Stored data
╔══

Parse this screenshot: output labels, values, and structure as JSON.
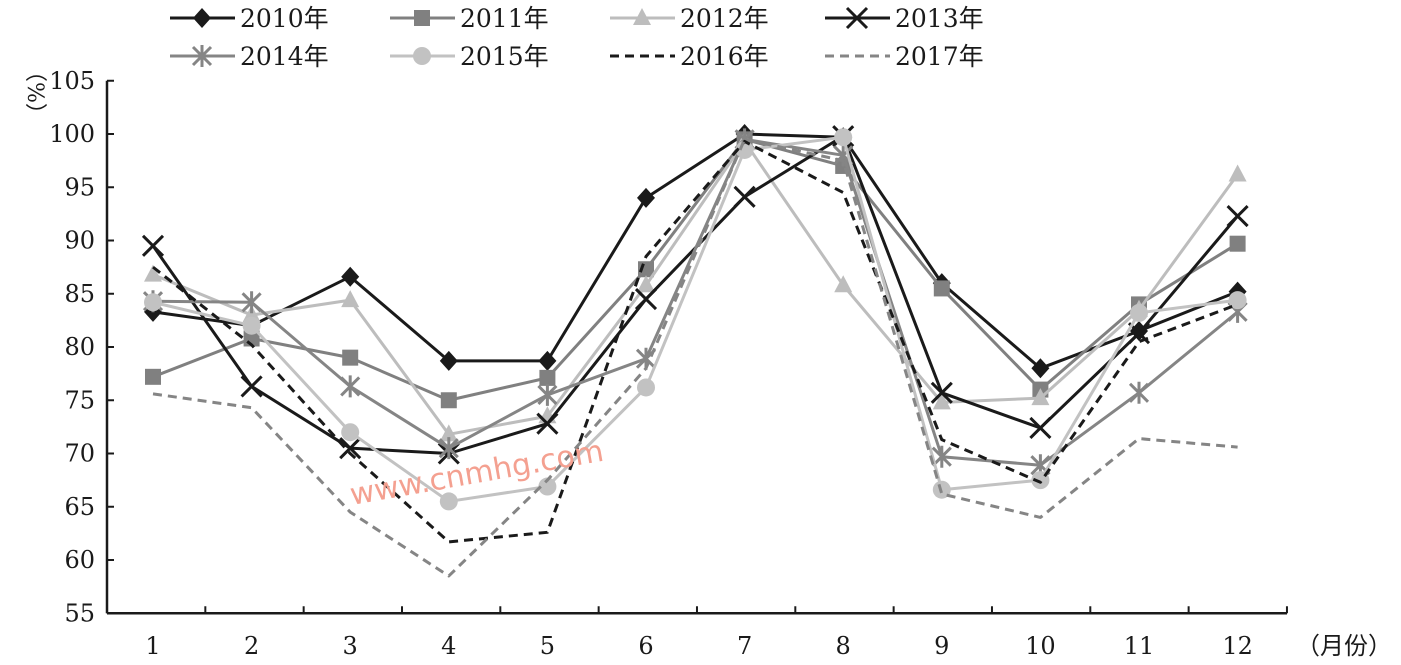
{
  "chart_data": {
    "type": "line",
    "title": "",
    "xlabel": "（月份）",
    "ylabel": "（%）",
    "x": [
      1,
      2,
      3,
      4,
      5,
      6,
      7,
      8,
      9,
      10,
      11,
      12
    ],
    "x_tick_labels": [
      "1",
      "2",
      "3",
      "4",
      "5",
      "6",
      "7",
      "8",
      "9",
      "10",
      "11",
      "12"
    ],
    "ylim": [
      55,
      105
    ],
    "y_ticks": [
      55,
      60,
      65,
      70,
      75,
      80,
      85,
      90,
      95,
      100,
      105
    ],
    "grid": false,
    "legend_position": "top",
    "watermark": "www.cnmhg.com",
    "series": [
      {
        "name": "2010年",
        "color": "#1a1a1a",
        "marker": "diamond",
        "dash": "solid",
        "values": [
          83.3,
          82.0,
          86.6,
          78.7,
          78.7,
          94.0,
          100.0,
          99.7,
          86.0,
          78.0,
          81.5,
          85.2
        ]
      },
      {
        "name": "2011年",
        "color": "#808080",
        "marker": "square",
        "dash": "solid",
        "values": [
          77.2,
          80.8,
          79.0,
          75.0,
          77.1,
          87.3,
          99.5,
          97.0,
          85.5,
          76.0,
          84.0,
          89.7
        ]
      },
      {
        "name": "2012年",
        "color": "#bdbdbd",
        "marker": "triangle",
        "dash": "solid",
        "values": [
          86.8,
          83.0,
          84.4,
          71.8,
          73.5,
          85.8,
          99.3,
          85.8,
          74.8,
          75.2,
          83.5,
          96.2
        ]
      },
      {
        "name": "2013年",
        "color": "#1a1a1a",
        "marker": "x",
        "dash": "solid",
        "values": [
          89.5,
          76.3,
          70.5,
          70.0,
          72.8,
          84.5,
          94.1,
          99.8,
          75.7,
          72.4,
          81.3,
          92.3
        ]
      },
      {
        "name": "2014年",
        "color": "#858585",
        "marker": "asterisk",
        "dash": "solid",
        "values": [
          84.3,
          84.2,
          76.3,
          70.5,
          75.5,
          78.9,
          99.5,
          98.0,
          69.7,
          68.9,
          75.7,
          83.3
        ]
      },
      {
        "name": "2015年",
        "color": "#c2c2c2",
        "marker": "circle",
        "dash": "solid",
        "values": [
          84.2,
          82.0,
          72.0,
          65.5,
          66.9,
          76.2,
          98.5,
          99.7,
          66.6,
          67.5,
          83.2,
          84.4
        ]
      },
      {
        "name": "2016年",
        "color": "#1a1a1a",
        "marker": "none",
        "dash": "dashed",
        "values": [
          87.5,
          80.2,
          70.0,
          61.7,
          62.6,
          88.5,
          99.3,
          94.5,
          71.3,
          67.3,
          80.5,
          84.0
        ]
      },
      {
        "name": "2017年",
        "color": "#858585",
        "marker": "none",
        "dash": "dashed",
        "values": [
          75.6,
          74.3,
          64.5,
          58.5,
          67.5,
          78.0,
          99.5,
          97.5,
          66.2,
          64.0,
          71.4,
          70.6
        ]
      }
    ]
  }
}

╚══

Written request. Copy every entry exactly as written. Pictures are excluded.

Final answer.
Parse this screenshot: output labels, values, and structure as JSON.
{
  "chart_data": {
    "type": "line",
    "title": "",
    "xlabel": "（月份）",
    "ylabel": "（%）",
    "x": [
      1,
      2,
      3,
      4,
      5,
      6,
      7,
      8,
      9,
      10,
      11,
      12
    ],
    "x_tick_labels": [
      "1",
      "2",
      "3",
      "4",
      "5",
      "6",
      "7",
      "8",
      "9",
      "10",
      "11",
      "12"
    ],
    "ylim": [
      55,
      105
    ],
    "y_ticks": [
      55,
      60,
      65,
      70,
      75,
      80,
      85,
      90,
      95,
      100,
      105
    ],
    "grid": false,
    "legend_position": "top",
    "watermark": "www.cnmhg.com",
    "series": [
      {
        "name": "2010年",
        "color": "#1a1a1a",
        "marker": "diamond",
        "dash": "solid",
        "values": [
          83.3,
          82.0,
          86.6,
          78.7,
          78.7,
          94.0,
          100.0,
          99.7,
          86.0,
          78.0,
          81.5,
          85.2
        ]
      },
      {
        "name": "2011年",
        "color": "#808080",
        "marker": "square",
        "dash": "solid",
        "values": [
          77.2,
          80.8,
          79.0,
          75.0,
          77.1,
          87.3,
          99.5,
          97.0,
          85.5,
          76.0,
          84.0,
          89.7
        ]
      },
      {
        "name": "2012年",
        "color": "#bdbdbd",
        "marker": "triangle",
        "dash": "solid",
        "values": [
          86.8,
          83.0,
          84.4,
          71.8,
          73.5,
          85.8,
          99.3,
          85.8,
          74.8,
          75.2,
          83.5,
          96.2
        ]
      },
      {
        "name": "2013年",
        "color": "#1a1a1a",
        "marker": "x",
        "dash": "solid",
        "values": [
          89.5,
          76.3,
          70.5,
          70.0,
          72.8,
          84.5,
          94.1,
          99.8,
          75.7,
          72.4,
          81.3,
          92.3
        ]
      },
      {
        "name": "2014年",
        "color": "#858585",
        "marker": "asterisk",
        "dash": "solid",
        "values": [
          84.3,
          84.2,
          76.3,
          70.5,
          75.5,
          78.9,
          99.5,
          98.0,
          69.7,
          68.9,
          75.7,
          83.3
        ]
      },
      {
        "name": "2015年",
        "color": "#c2c2c2",
        "marker": "circle",
        "dash": "solid",
        "values": [
          84.2,
          82.0,
          72.0,
          65.5,
          66.9,
          76.2,
          98.5,
          99.7,
          66.6,
          67.5,
          83.2,
          84.4
        ]
      },
      {
        "name": "2016年",
        "color": "#1a1a1a",
        "marker": "none",
        "dash": "dashed",
        "values": [
          87.5,
          80.2,
          70.0,
          61.7,
          62.6,
          88.5,
          99.3,
          94.5,
          71.3,
          67.3,
          80.5,
          84.0
        ]
      },
      {
        "name": "2017年",
        "color": "#858585",
        "marker": "none",
        "dash": "dashed",
        "values": [
          75.6,
          74.3,
          64.5,
          58.5,
          67.5,
          78.0,
          99.5,
          97.5,
          66.2,
          64.0,
          71.4,
          70.6
        ]
      }
    ]
  }
}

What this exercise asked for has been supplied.